→ DIRECTIONS: Look through the material and copy each line holding "ECOLÓGICO".

→ GIVEN RECORDS:
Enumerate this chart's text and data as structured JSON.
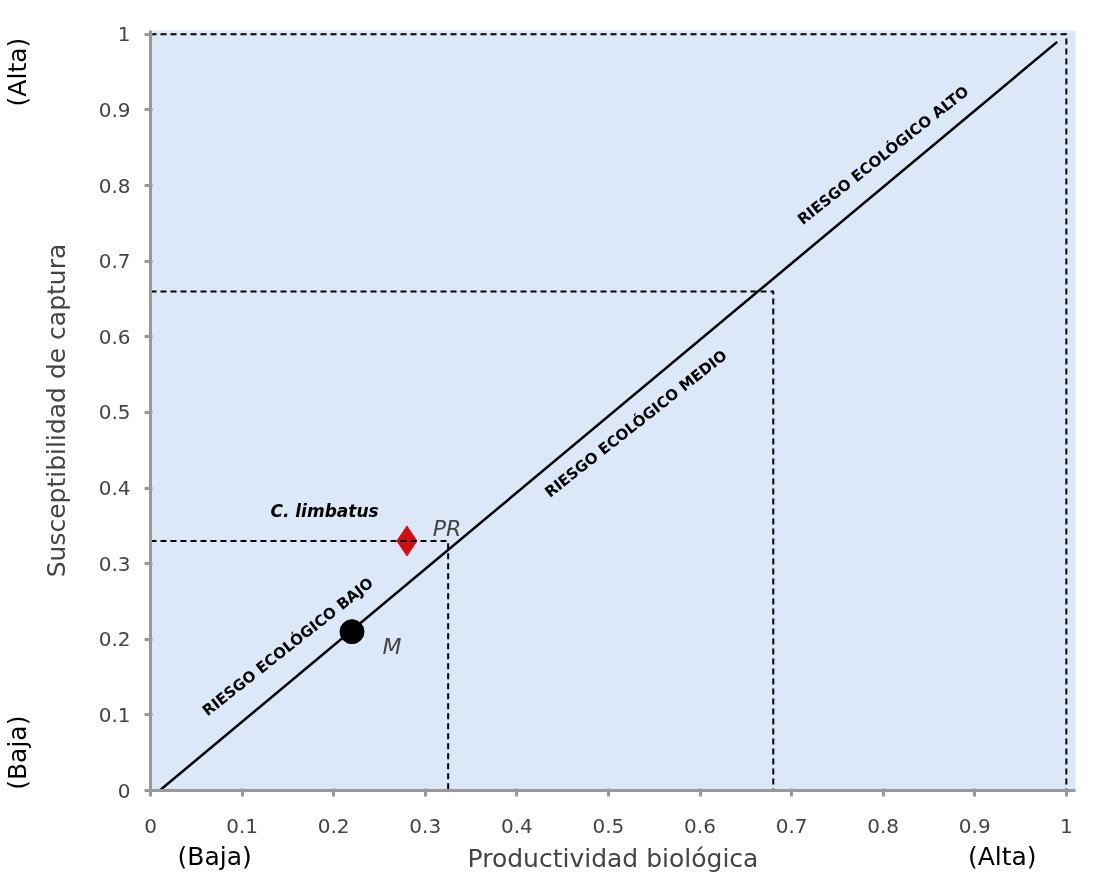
{
  "chart_data": {
    "type": "scatter",
    "xlabel": "Productividad biológica",
    "ylabel": "Susceptibilidad de captura",
    "xlim": [
      0,
      1.01
    ],
    "ylim": [
      0,
      1.005
    ],
    "xticks": [
      0,
      0.1,
      0.2,
      0.3,
      0.4,
      0.5,
      0.6,
      0.7,
      0.8,
      0.9,
      1
    ],
    "yticks": [
      0,
      0.1,
      0.2,
      0.3,
      0.4,
      0.5,
      0.6,
      0.7,
      0.8,
      0.9,
      1
    ],
    "grid": false,
    "series": [
      {
        "name": "PR",
        "color": "#d01010",
        "marker": "diamond",
        "x": [
          0.28
        ],
        "values": [
          0.33
        ]
      },
      {
        "name": "M",
        "color": "#000000",
        "marker": "circle",
        "x": [
          0.22
        ],
        "values": [
          0.21
        ]
      },
      {
        "type": "line",
        "color": "#000000",
        "line_style": "solid",
        "x": [
          0.01,
          0.99
        ],
        "values": [
          0.0,
          0.99
        ]
      },
      {
        "type": "line",
        "color": "#000000",
        "line_style": "dashed",
        "x": [
          0,
          0.325,
          0.325
        ],
        "values": [
          0.33,
          0.33,
          0
        ]
      },
      {
        "type": "line",
        "color": "#000000",
        "line_style": "dashed",
        "x": [
          0,
          0.68,
          0.68
        ],
        "values": [
          0.66,
          0.66,
          0
        ]
      },
      {
        "type": "line",
        "color": "#000000",
        "line_style": "dashed",
        "x": [
          0,
          1,
          1
        ],
        "values": [
          1,
          1,
          0
        ]
      }
    ],
    "annotations": [
      "RIESGO ECOLÓGICO BAJO",
      "RIESGO ECOLÓGICO MEDIO",
      "RIESGO ECOLÓGICO ALTO",
      "C. limbatus",
      "(Baja)",
      "(Alta)",
      "(Baja)",
      "(Alta)"
    ]
  }
}
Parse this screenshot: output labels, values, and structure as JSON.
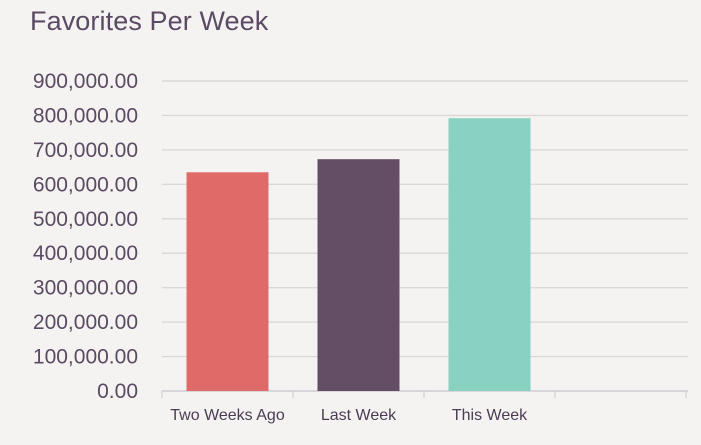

→ THE RESULT:
      "RIESGO ECOLÓGICO BAJO",
      "RIESGO ECOLÓGICO MEDIO",
      "RIESGO ECOLÓGICO ALTO",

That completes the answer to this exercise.